▸ **INSTRUCTION**
Report all lines holding "Trainer".

◇ ◇ ◇ ◇ ◇ ◇ ◇

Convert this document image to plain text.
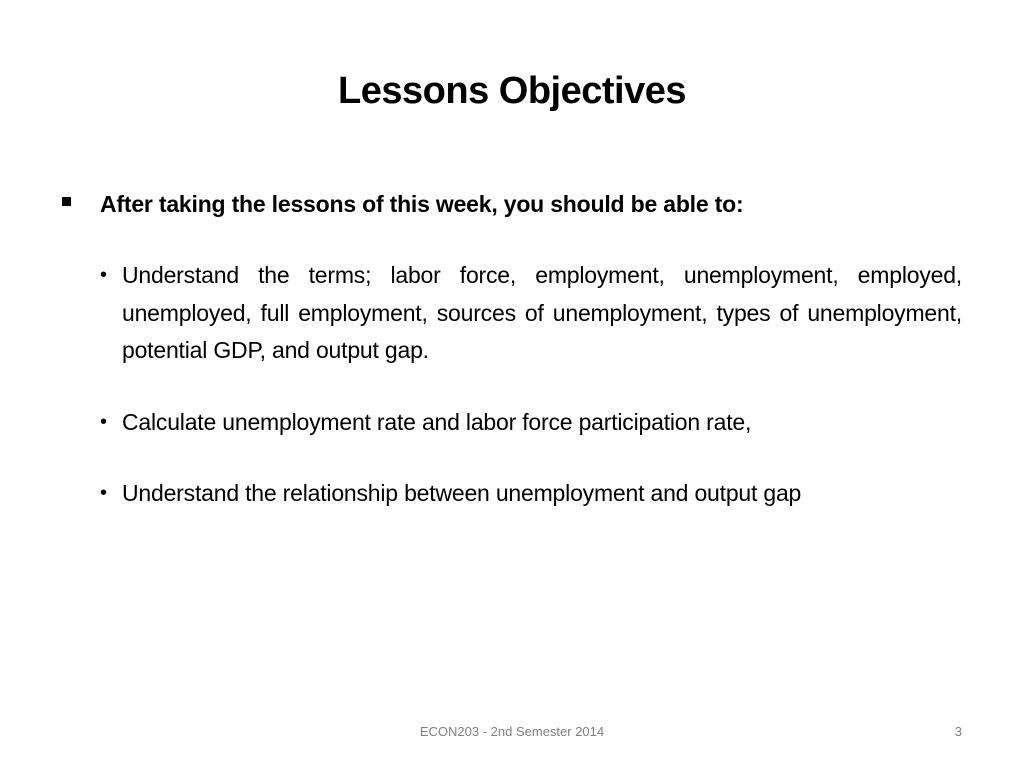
Lessons Objectives
After taking the lessons of this week, you should be able to:
• Understand the terms; labor force, employment, unemployment, employed, unemployed, full employment, sources of unemployment, types of unemployment, potential GDP, and output gap.
• Calculate unemployment rate and labor force participation rate,
• Understand the relationship between unemployment and output gap
ECON203 - 2nd Semester 2014	3
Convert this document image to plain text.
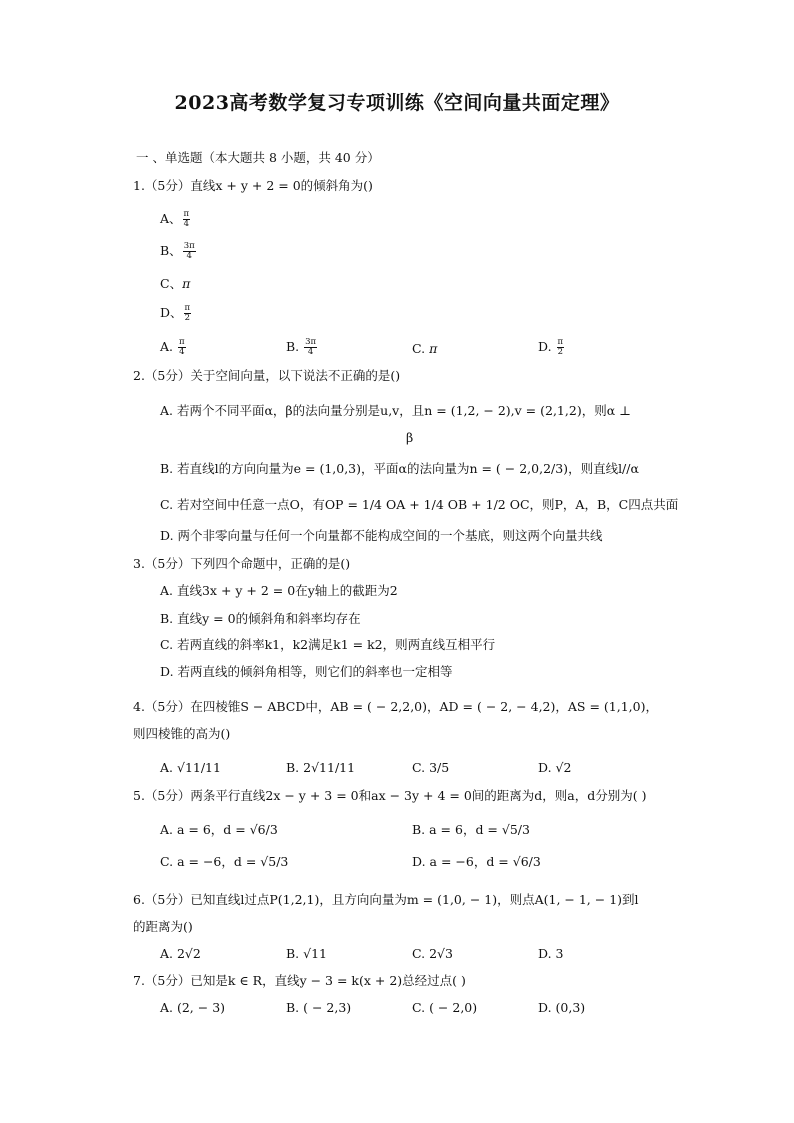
2023高考数学复习专项训练《空间向量共面定理》
一 、单选题（本大题共 8 小题，共 40 分）
1.（5分）直线x + y + 2 = 0的倾斜角为()
A、 $\frac{\pi}{4}$
B、 $\frac{3\pi}{4}$
C、π
D、 $\frac{\pi}{2}$
A. $\frac{\pi}{4}$	B. $\frac{3\pi}{4}$	C. π	D. $\frac{\pi}{2}$
2.（5分）关于空间向量，以下说法不正确的是()
A. 若两个不同平面α，β的法向量分别是u,v，且n = (1,2, − 2),v = (2,1,2)，则α ⊥
β
B. 若直线l的方向向量为e = (1,0,3)，平面α的法向量为n = ( − 2,0,2/3)，则直线l//α
C. 若对空间中任意一点O，有OP = 1/4 OA + 1/4 OB + 1/2 OC，则P，A，B，C四点共面
D. 两个非零向量与任何一个向量都不能构成空间的一个基底，则这两个向量共线
3.（5分）下列四个命题中，正确的是()
A. 直线3x + y + 2 = 0在y轴上的截距为2
B. 直线y = 0的倾斜角和斜率均存在
C. 若两直线的斜率k1，k2满足k1 = k2，则两直线互相平行
D. 若两直线的倾斜角相等，则它们的斜率也一定相等
4.（5分）在四棱锥S − ABCD中，AB = ( − 2,2,0)，AD = ( − 2, − 4,2)，AS = (1,1,0)，
则四棱锥的高为()
A. √11/11	B. 2√11/11	C. 3/5	D. √2
5.（5分）两条平行直线2x − y + 3 = 0和ax − 3y + 4 = 0间的距离为d，则a，d分别为( )
A. a = 6，d = √6/3	B. a = 6，d = √5/3
C. a = −6，d = √5/3	D. a = −6，d = √6/3
6.（5分）已知直线l过点P(1,2,1)，且方向向量为m = (1,0, − 1)，则点A(1, − 1, − 1)到l
的距离为()
A. 2√2	B. √11	C. 2√3	D. 3
7.（5分）已知是k ∈ R，直线y − 3 = k(x + 2)总经过点( )
A. (2, − 3)	B. ( − 2,3)	C. ( − 2,0)	D. (0,3)
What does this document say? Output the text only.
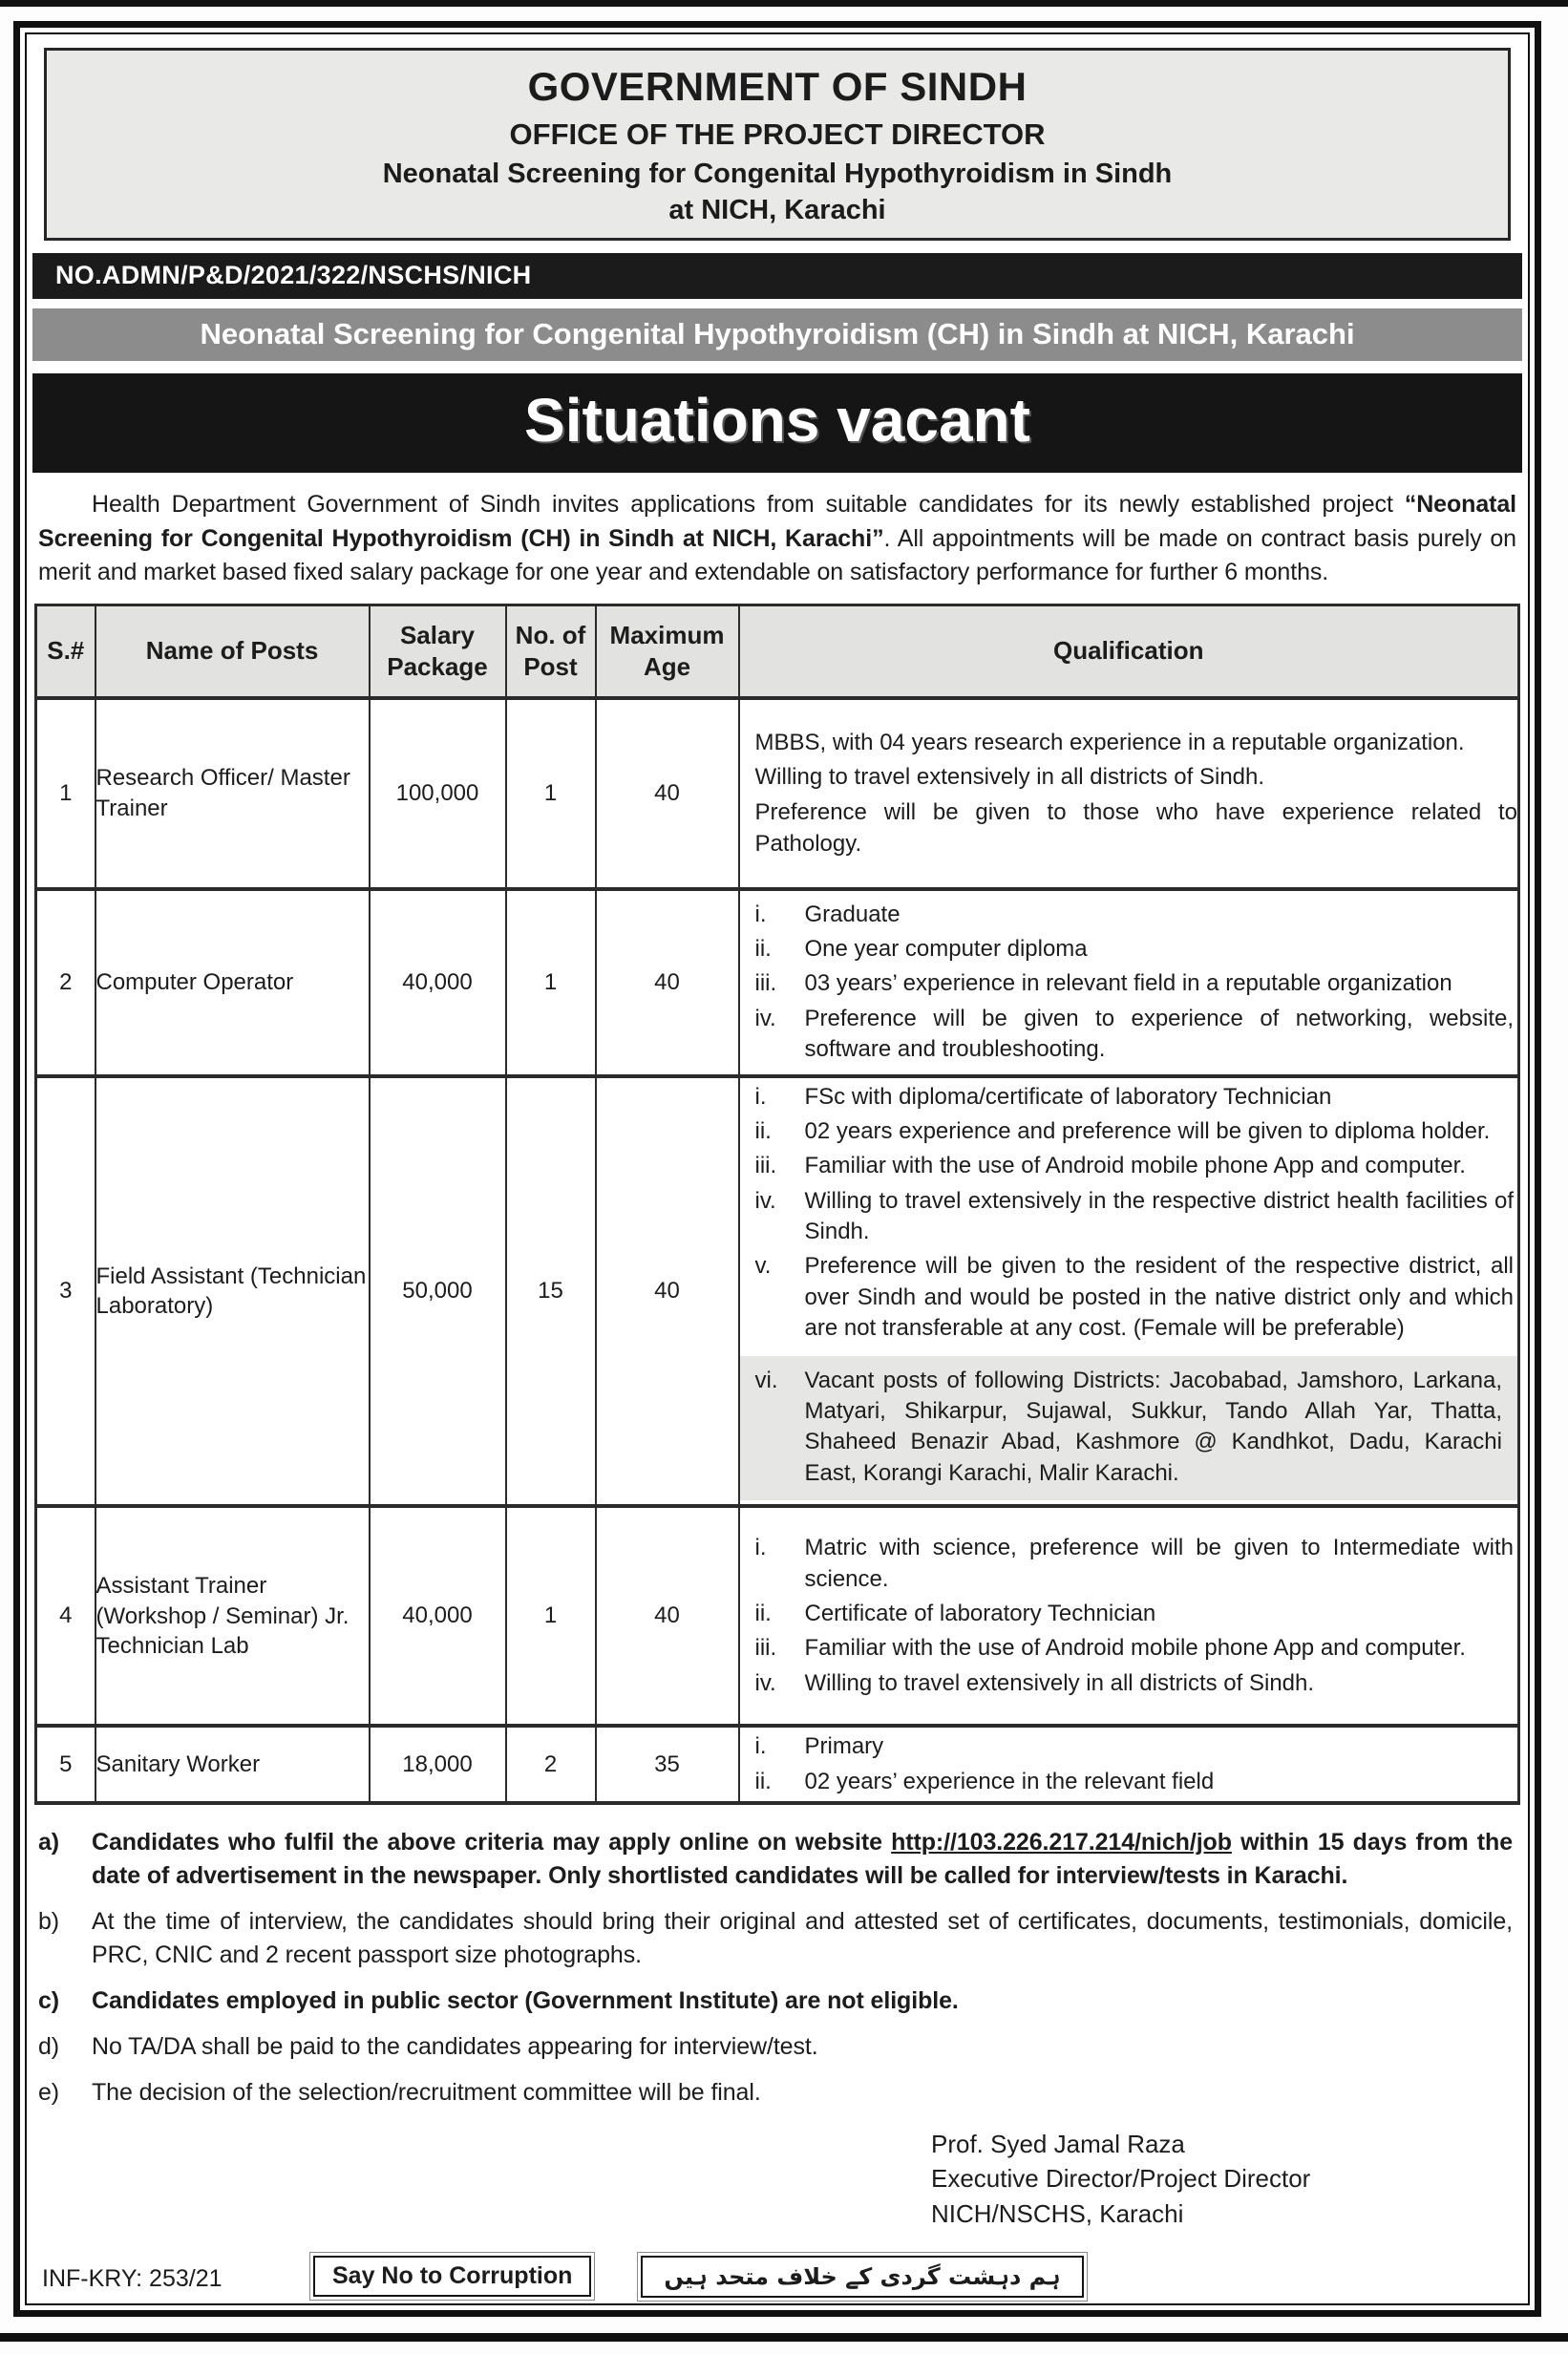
GOVERNMENT OF SINDH
OFFICE OF THE PROJECT DIRECTOR
Neonatal Screening for Congenital Hypothyroidism in Sindh
at NICH, Karachi
NO.ADMN/P&D/2021/322/NSCHS/NICH
Neonatal Screening for Congenital Hypothyroidism (CH) in Sindh at NICH, Karachi
Situations vacant

Health Department Government of Sindh invites applications from suitable candidates for its newly established project “Neonatal Screening for Congenital Hypothyroidism (CH) in Sindh at NICH, Karachi”. All appointments will be made on contract basis purely on merit and market based fixed salary package for one year and extendable on satisfactory performance for further 6 months.

S.#	Name of Posts	Salary Package	No. of Post	Maximum Age	Qualification
1	Research Officer/ Master Trainer	100,000	1	40	MBBS, with 04 years research experience in a reputable organization.

Willing to travel extensively in all districts of Sindh.

Preference will be given to those who have experience related to Pathology.

2	Computer Operator	40,000	1	40	
i.	Graduate
ii.	One year computer diploma
iii.	03 years’ experience in relevant field in a reputable organization
iv.	Preference will be given to experience of networking, website, software and troubleshooting.

3	Field Assistant (Technician Laboratory)	50,000	15	40	
i.	FSc with diploma/certificate of laboratory Technician
ii.	02 years experience and preference will be given to diploma holder.
iii.	Familiar with the use of Android mobile phone App and computer.
iv.	Willing to travel extensively in the respective district health facilities of Sindh.
v.	Preference will be given to the resident of the respective district, all over Sindh and would be posted in the native district only and which are not transferable at any cost. (Female will be preferable)
vi.	Vacant posts of following Districts: Jacobabad, Jamshoro, Larkana, Matyari, Shikarpur, Sujawal, Sukkur, Tando Allah Yar, Thatta, Shaheed Benazir Abad, Kashmore @ Kandhkot, Dadu, Karachi East, Korangi Karachi, Malir Karachi.

4	Assistant Trainer (Workshop / Seminar) Jr. Technician Lab	40,000	1	40	
i.	Matric with science, preference will be given to Intermediate with science.
ii.	Certificate of laboratory Technician
iii.	Familiar with the use of Android mobile phone App and computer.
iv.	Willing to travel extensively in all districts of Sindh.

5	Sanitary Worker	18,000	2	35	i. Primary
ii. 02 years’ experience in the relevant field
a)	Candidates who fulfil the above criteria may apply online on website http://103.226.217.214/nich/job within 15 days from the date of advertisement in the newspaper. Only shortlisted candidates will be called for interview/tests in Karachi.
b)	At the time of interview, the candidates should bring their original and attested set of certificates, documents, testimonials, domicile, PRC, CNIC and 2 recent passport size photographs.
c)	Candidates employed in public sector (Government Institute) are not eligible.
d)	No TA/DA shall be paid to the candidates appearing for interview/test.
e)	The decision of the selection/recruitment committee will be final.
Prof. Syed Jamal Raza
Executive Director/Project Director
NICH/NSCHS, Karachi
INF-KRY: 253/21	Say No to Corruption	ہم دہشت گردی کے خلاف متحد ہیں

◇ ◇ ◇ ◇ ◇ ◇ ◇

▸ **TASK OUTPUT**
1	Research Officer/ Master Trainer	100,000	1	40	MBBS, with 04 years research experience in a reputable organization.
4	Assistant Trainer (Workshop / Seminar) Jr. Technician Lab	40,000	1	40	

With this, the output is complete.